# PROMPT:
Using the material that follows, identify and copy each line with the string "甲方及发卡机构".

(Extracted records)
__________
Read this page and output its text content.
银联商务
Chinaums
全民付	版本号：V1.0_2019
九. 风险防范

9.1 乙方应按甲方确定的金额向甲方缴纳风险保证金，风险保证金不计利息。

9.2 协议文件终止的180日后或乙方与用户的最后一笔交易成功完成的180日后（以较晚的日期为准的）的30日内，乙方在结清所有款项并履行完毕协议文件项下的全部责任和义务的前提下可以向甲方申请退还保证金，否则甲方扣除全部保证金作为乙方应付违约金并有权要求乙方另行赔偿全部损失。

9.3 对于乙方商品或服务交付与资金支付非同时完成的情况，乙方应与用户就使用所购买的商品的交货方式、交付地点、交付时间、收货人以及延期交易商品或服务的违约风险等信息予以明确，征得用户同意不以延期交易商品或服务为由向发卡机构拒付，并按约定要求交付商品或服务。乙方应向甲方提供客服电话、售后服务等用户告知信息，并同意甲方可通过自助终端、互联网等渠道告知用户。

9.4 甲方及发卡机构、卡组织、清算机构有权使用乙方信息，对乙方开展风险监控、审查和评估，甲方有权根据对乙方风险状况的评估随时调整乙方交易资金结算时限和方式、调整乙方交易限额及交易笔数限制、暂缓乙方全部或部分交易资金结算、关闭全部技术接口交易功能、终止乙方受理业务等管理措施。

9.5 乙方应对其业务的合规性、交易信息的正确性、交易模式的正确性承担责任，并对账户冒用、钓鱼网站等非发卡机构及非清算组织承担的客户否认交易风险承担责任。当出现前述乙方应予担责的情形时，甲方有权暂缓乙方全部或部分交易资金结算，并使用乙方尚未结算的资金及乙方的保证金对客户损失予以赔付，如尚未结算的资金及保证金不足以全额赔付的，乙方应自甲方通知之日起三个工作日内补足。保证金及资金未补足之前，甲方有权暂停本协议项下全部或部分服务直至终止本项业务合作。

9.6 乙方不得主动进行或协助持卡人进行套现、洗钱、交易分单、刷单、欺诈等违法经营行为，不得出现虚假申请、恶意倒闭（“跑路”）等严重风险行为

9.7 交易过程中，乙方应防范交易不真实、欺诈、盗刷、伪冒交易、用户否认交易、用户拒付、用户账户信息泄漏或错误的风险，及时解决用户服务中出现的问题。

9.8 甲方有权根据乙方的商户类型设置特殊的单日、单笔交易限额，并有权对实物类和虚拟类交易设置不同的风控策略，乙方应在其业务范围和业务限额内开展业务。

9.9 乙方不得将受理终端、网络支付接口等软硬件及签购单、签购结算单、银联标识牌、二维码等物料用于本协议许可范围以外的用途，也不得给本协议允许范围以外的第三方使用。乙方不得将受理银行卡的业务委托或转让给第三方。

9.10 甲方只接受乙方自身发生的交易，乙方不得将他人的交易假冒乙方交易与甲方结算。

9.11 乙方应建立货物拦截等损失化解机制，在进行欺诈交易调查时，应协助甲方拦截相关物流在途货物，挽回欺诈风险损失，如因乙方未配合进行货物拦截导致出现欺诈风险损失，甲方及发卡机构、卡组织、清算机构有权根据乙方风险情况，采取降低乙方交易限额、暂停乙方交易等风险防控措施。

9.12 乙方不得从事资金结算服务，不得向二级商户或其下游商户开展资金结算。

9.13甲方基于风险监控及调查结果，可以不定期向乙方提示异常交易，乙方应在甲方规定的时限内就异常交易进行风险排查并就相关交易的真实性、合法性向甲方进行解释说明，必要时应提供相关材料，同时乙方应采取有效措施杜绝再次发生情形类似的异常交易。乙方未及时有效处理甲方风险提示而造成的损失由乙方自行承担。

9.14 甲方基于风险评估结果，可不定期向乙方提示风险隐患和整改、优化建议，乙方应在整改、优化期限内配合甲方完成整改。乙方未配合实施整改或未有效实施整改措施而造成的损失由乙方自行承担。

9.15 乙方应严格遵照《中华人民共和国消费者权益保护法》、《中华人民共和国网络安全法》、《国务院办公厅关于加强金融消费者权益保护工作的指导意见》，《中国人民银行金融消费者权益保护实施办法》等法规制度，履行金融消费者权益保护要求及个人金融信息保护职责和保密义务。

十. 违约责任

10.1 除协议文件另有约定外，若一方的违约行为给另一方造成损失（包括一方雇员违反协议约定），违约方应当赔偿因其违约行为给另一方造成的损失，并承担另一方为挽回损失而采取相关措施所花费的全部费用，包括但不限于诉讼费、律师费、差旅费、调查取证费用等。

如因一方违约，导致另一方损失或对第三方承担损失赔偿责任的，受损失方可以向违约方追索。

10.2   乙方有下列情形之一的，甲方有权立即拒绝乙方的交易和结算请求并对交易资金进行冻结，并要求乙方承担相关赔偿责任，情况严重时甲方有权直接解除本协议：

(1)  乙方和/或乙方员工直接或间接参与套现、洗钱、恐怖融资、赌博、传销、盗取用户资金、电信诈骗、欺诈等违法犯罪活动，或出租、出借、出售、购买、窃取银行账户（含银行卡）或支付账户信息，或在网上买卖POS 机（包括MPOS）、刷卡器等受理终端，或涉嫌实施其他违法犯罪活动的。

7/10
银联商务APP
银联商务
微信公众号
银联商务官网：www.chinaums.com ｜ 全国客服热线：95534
__________
# RESPONSE BELOW:
9.4 甲方及发卡机构、卡组织、清算机构有权使用乙方信息，对乙方开展风险监控、审查和评估，甲方有权根据对乙方风险状况的评估随时调整乙方交易资金结算时限和方式、调整乙方交易限额及交易笔数限制、暂缓乙方全部或部分交易资金结算、关闭全部技术接口交易功能、终止乙方受理业务等管理措施。
9.11 乙方应建立货物拦截等损失化解机制，在进行欺诈交易调查时，应协助甲方拦截相关物流在途货物，挽回欺诈风险损失，如因乙方未配合进行货物拦截导致出现欺诈风险损失，甲方及发卡机构、卡组织、清算机构有权根据乙方风险情况，采取降低乙方交易限额、暂停乙方交易等风险防控措施。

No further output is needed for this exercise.